-- TASK DIRECTIONS --
Go through the data below. List every line that holds the word "content".

(Figure record listings)
###
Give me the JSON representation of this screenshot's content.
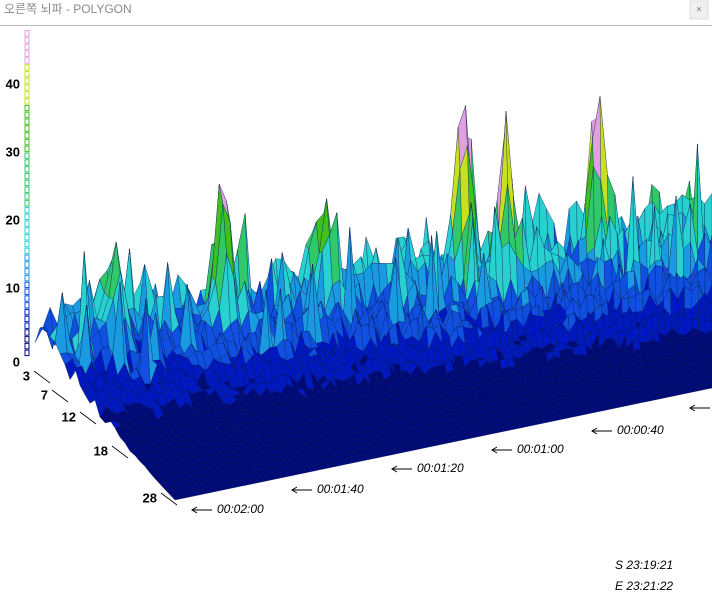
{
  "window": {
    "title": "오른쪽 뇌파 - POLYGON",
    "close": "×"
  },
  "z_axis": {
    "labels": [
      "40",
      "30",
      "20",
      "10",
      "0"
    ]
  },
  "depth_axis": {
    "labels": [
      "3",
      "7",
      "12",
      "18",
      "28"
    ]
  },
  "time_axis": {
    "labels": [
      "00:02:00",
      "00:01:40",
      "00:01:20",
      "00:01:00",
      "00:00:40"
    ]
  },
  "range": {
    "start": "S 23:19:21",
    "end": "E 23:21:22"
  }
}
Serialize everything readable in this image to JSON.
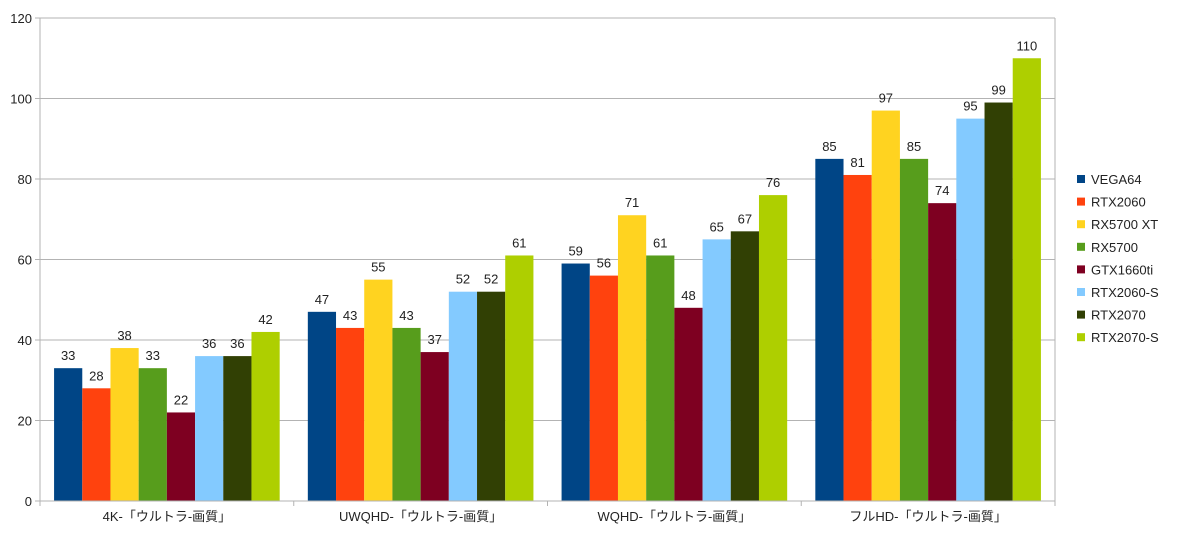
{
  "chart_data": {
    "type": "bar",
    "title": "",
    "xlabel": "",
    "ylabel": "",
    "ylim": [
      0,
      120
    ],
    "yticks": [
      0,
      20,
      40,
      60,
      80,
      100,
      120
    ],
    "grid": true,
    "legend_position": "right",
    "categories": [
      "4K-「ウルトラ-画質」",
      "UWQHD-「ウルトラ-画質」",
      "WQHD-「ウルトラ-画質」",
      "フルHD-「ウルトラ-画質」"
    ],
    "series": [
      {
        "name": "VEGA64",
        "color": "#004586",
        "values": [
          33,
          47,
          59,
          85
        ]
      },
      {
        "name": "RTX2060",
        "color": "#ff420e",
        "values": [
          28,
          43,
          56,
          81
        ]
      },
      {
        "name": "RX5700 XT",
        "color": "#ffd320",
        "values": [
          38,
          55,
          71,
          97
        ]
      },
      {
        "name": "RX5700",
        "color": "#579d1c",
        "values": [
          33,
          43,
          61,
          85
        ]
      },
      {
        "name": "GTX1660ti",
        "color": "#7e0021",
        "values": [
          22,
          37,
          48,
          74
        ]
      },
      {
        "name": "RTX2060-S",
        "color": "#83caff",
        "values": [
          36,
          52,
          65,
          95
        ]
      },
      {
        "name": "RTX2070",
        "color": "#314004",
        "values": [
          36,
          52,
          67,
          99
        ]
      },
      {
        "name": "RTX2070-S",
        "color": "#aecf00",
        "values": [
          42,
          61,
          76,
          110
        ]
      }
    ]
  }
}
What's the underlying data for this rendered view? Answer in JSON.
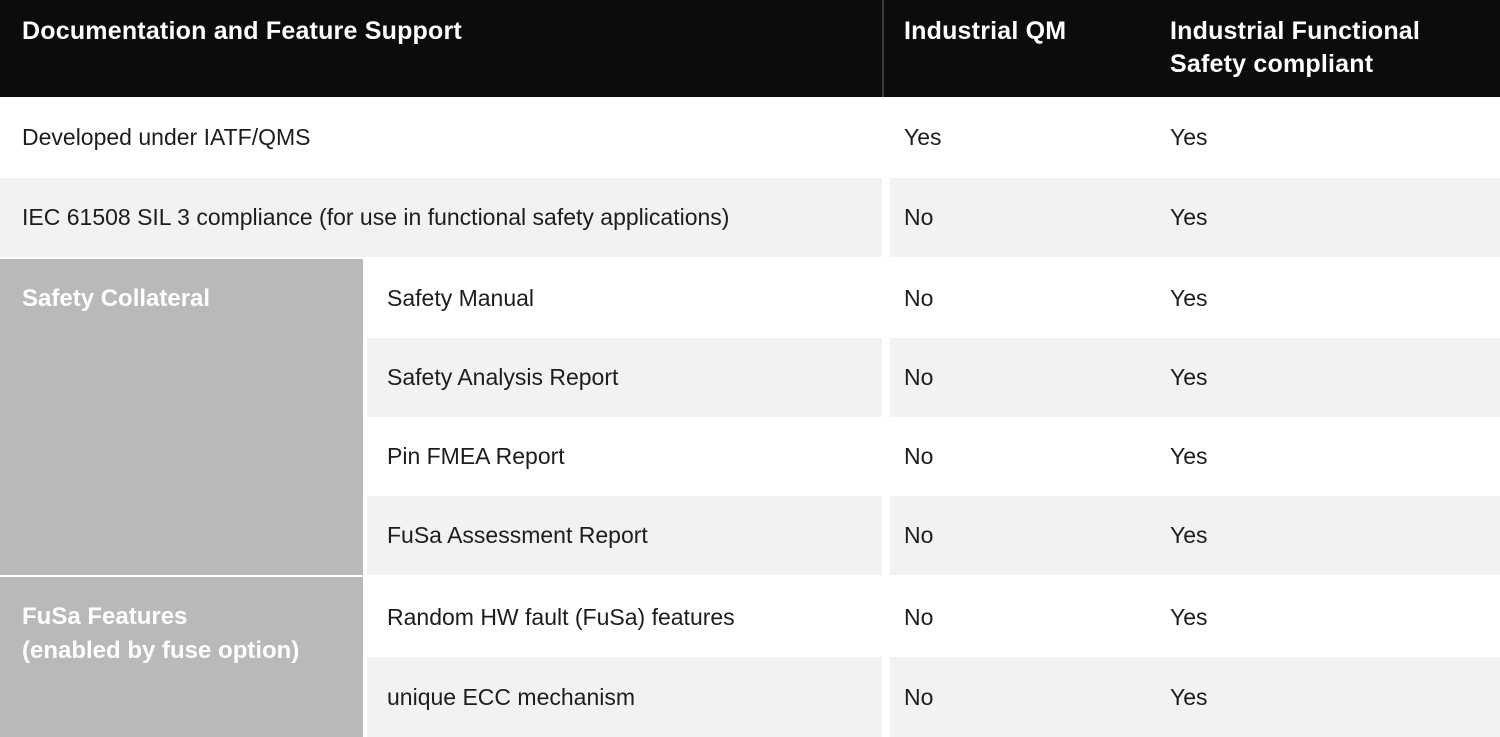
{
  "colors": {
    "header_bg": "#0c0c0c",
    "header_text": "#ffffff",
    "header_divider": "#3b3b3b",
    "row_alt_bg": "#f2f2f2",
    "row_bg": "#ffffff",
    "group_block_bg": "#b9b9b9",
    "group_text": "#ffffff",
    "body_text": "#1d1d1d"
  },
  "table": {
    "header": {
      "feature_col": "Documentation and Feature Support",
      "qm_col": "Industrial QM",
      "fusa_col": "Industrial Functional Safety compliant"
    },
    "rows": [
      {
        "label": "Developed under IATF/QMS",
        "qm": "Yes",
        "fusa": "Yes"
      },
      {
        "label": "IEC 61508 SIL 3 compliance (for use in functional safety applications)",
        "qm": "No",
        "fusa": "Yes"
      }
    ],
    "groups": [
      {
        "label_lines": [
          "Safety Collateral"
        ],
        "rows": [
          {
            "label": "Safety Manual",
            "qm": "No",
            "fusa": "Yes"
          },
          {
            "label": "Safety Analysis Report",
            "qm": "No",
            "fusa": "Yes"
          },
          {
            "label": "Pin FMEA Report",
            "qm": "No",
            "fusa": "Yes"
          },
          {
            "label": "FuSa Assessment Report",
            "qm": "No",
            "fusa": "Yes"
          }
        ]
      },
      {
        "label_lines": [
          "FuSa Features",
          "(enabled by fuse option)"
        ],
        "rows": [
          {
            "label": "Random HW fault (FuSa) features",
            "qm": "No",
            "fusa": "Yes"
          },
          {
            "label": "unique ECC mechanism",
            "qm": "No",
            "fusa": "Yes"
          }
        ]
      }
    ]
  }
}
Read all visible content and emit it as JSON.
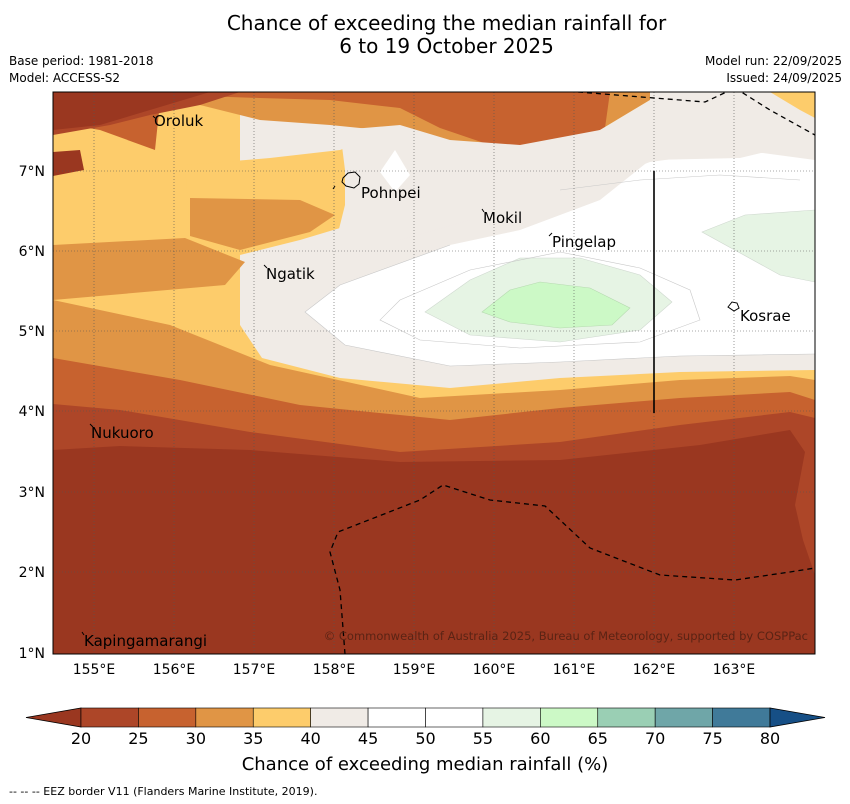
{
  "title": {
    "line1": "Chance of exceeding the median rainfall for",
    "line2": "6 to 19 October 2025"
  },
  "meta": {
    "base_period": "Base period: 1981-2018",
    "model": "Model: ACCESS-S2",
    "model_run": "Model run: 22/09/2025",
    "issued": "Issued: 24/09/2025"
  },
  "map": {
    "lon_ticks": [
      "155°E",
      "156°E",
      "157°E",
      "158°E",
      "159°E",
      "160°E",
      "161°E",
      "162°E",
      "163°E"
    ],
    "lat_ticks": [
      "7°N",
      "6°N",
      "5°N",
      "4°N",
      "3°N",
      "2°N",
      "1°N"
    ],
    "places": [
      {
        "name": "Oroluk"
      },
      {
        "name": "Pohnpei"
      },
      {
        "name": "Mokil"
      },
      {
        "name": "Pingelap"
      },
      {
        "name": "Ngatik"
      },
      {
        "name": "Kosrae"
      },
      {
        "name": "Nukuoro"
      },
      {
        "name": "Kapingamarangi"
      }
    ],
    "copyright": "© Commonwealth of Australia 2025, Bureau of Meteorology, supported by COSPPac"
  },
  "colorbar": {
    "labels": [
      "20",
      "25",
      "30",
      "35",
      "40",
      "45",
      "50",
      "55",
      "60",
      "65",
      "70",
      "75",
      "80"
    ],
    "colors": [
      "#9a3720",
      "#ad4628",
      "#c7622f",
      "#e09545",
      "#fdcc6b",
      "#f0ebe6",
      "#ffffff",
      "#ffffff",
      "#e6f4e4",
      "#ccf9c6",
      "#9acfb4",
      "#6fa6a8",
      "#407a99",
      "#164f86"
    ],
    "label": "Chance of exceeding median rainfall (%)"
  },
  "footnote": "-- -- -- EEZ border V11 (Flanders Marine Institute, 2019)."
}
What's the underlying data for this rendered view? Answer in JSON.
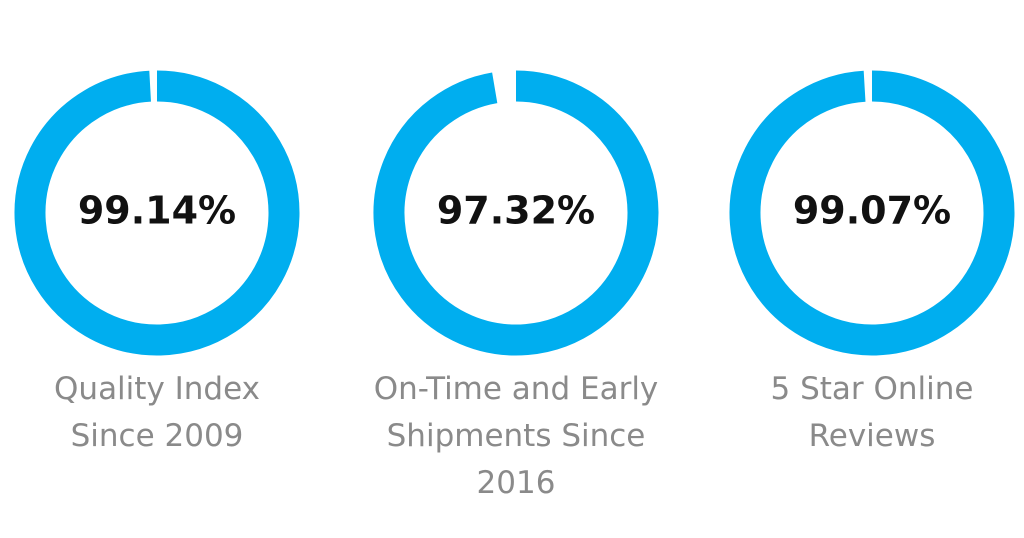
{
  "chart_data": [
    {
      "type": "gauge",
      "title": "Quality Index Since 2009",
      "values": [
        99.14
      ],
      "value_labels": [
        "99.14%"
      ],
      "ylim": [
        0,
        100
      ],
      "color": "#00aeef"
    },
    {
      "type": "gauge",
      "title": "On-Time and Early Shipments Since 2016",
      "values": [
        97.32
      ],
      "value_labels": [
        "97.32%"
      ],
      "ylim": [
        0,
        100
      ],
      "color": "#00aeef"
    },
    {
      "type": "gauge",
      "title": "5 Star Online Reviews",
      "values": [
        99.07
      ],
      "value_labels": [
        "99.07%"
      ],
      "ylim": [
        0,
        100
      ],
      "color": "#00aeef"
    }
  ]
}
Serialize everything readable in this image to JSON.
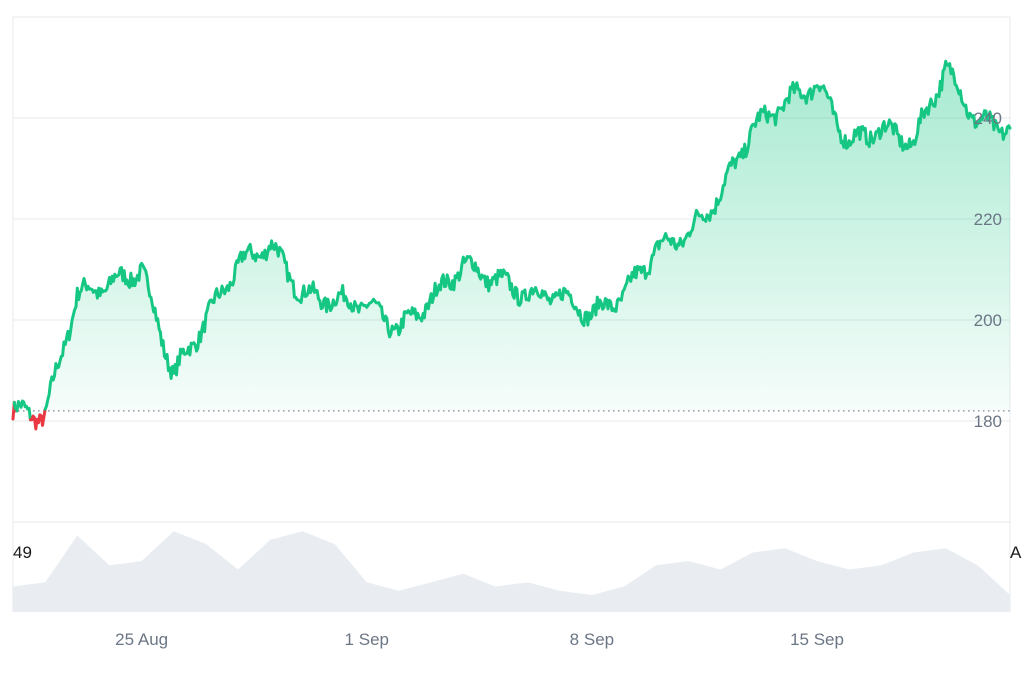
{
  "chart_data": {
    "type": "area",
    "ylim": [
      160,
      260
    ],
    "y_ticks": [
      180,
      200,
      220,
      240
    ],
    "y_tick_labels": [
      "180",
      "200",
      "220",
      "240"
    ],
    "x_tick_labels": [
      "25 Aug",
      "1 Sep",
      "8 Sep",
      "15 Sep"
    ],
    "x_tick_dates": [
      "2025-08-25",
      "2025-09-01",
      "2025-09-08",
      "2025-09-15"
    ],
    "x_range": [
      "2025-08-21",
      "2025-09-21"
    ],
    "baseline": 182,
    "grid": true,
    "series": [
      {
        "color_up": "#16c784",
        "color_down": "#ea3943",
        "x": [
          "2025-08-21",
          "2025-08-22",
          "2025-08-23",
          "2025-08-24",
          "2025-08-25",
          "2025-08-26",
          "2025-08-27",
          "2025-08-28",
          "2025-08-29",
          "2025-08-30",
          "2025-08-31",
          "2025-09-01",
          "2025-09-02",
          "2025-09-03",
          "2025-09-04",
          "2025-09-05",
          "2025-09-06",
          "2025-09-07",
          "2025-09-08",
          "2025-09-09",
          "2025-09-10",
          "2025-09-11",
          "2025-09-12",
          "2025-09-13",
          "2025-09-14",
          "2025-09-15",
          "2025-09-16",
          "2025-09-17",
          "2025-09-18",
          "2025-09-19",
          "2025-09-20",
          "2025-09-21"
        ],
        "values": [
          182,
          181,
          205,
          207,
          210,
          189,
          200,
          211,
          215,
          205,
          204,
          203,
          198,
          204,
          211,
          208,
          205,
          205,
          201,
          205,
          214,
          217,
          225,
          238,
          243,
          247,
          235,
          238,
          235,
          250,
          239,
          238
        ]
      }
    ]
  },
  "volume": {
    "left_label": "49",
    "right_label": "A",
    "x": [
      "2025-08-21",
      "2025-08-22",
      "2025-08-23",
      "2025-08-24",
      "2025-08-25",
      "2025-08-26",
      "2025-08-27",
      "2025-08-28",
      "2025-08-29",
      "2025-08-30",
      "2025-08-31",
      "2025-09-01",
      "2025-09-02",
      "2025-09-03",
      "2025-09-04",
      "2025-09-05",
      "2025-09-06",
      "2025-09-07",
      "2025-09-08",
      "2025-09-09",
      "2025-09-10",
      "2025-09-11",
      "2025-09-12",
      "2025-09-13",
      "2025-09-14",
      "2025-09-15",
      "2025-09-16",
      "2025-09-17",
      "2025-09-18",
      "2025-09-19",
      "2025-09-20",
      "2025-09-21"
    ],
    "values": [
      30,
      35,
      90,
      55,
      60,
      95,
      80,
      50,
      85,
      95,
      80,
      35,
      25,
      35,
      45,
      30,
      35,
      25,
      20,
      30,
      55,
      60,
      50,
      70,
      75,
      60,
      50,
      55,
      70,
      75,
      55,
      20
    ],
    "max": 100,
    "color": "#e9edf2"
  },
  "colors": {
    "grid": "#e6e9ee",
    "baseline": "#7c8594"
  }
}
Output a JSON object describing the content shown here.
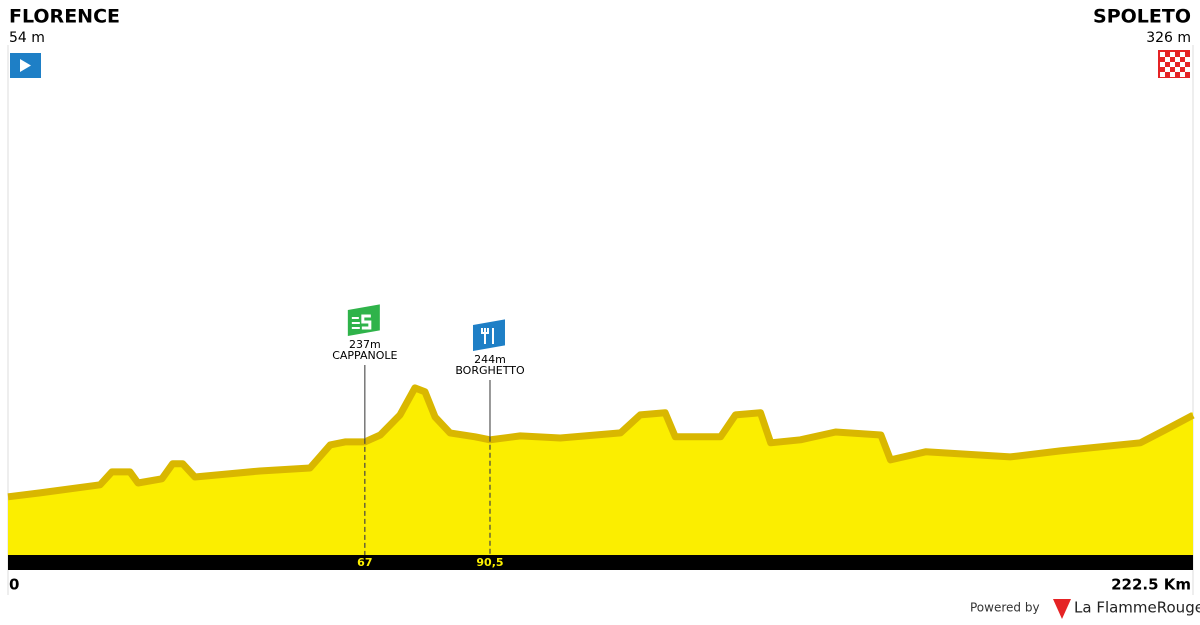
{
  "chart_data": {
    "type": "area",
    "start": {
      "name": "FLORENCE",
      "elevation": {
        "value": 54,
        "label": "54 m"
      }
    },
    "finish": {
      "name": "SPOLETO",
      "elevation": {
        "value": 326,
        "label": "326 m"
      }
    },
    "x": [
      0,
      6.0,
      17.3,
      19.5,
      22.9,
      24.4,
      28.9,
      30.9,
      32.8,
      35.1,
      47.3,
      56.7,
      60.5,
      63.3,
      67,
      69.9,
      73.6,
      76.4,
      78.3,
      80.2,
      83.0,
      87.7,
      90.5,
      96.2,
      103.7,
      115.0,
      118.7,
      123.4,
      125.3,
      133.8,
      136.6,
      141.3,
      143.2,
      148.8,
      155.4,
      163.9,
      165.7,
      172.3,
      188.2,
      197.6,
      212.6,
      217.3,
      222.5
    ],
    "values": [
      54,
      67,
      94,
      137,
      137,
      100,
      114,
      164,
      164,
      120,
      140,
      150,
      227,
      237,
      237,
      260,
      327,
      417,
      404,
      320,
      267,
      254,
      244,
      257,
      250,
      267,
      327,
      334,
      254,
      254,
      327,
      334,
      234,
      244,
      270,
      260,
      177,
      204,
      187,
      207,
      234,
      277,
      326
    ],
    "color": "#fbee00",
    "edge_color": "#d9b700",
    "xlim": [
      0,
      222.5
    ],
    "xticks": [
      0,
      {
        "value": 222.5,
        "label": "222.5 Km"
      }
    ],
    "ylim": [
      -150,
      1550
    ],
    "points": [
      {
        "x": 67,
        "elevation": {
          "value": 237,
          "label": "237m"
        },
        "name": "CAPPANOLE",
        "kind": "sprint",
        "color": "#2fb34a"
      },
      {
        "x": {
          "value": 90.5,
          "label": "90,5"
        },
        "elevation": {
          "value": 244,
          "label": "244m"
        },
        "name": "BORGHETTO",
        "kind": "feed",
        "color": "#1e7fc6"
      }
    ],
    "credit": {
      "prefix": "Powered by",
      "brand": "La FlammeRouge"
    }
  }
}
###
-- OUTPUT FOR THIS TASK --
Give me the JSON representation of this screenshot's content.
Read all visible content and emit it as JSON.
Output a JSON object describing the content shown here.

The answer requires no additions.